(Task brief): Will you extract the entries word for word? Images should not appear in the copy.

(Stored entries)
-=-=-=-=-

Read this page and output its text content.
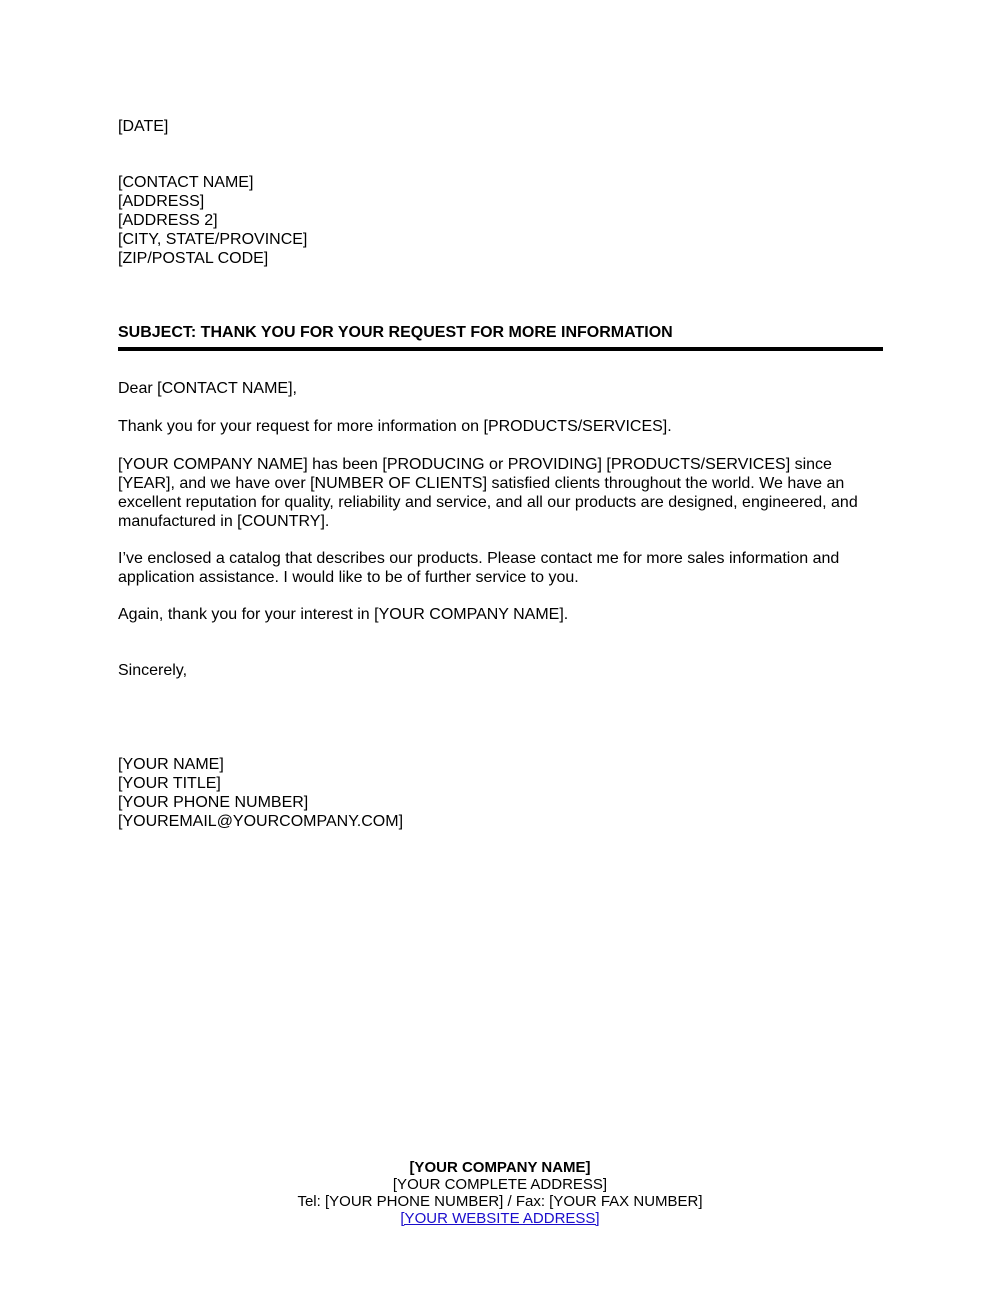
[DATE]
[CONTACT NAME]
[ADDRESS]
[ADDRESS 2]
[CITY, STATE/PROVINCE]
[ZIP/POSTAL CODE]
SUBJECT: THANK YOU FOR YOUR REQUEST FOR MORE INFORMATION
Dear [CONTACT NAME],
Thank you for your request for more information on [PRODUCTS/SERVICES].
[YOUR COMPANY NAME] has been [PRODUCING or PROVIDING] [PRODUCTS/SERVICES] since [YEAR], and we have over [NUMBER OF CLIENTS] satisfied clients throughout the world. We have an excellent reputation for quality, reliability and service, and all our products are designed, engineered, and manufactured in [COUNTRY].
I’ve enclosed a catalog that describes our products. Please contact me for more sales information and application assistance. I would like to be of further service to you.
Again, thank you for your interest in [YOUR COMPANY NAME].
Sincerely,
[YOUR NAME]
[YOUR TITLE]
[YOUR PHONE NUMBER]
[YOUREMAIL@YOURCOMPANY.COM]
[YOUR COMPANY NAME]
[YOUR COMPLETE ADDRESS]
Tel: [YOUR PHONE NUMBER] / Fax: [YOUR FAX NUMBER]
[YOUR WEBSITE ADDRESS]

-=-=-=-=-

(Task solution):
Read this page and output its text content.
[DATE]
[CONTACT NAME]
[ADDRESS]
[ADDRESS 2]
[CITY, STATE/PROVINCE]
[ZIP/POSTAL CODE]
SUBJECT: THANK YOU FOR YOUR REQUEST FOR MORE INFORMATION
Dear [CONTACT NAME],
Thank you for your request for more information on [PRODUCTS/SERVICES].
[YOUR COMPANY NAME] has been [PRODUCING or PROVIDING] [PRODUCTS/SERVICES] since [YEAR], and we have over [NUMBER OF CLIENTS] satisfied clients throughout the world. We have an excellent reputation for quality, reliability and service, and all our products are designed, engineered, and manufactured in [COUNTRY].
I’ve enclosed a catalog that describes our products. Please contact me for more sales information and application assistance. I would like to be of further service to you.
Again, thank you for your interest in [YOUR COMPANY NAME].
Sincerely,
[YOUR NAME]
[YOUR TITLE]
[YOUR PHONE NUMBER]
[YOUREMAIL@YOURCOMPANY.COM]
[YOUR COMPANY NAME]
[YOUR COMPLETE ADDRESS]
Tel: [YOUR PHONE NUMBER] / Fax: [YOUR FAX NUMBER]
[YOUR WEBSITE ADDRESS]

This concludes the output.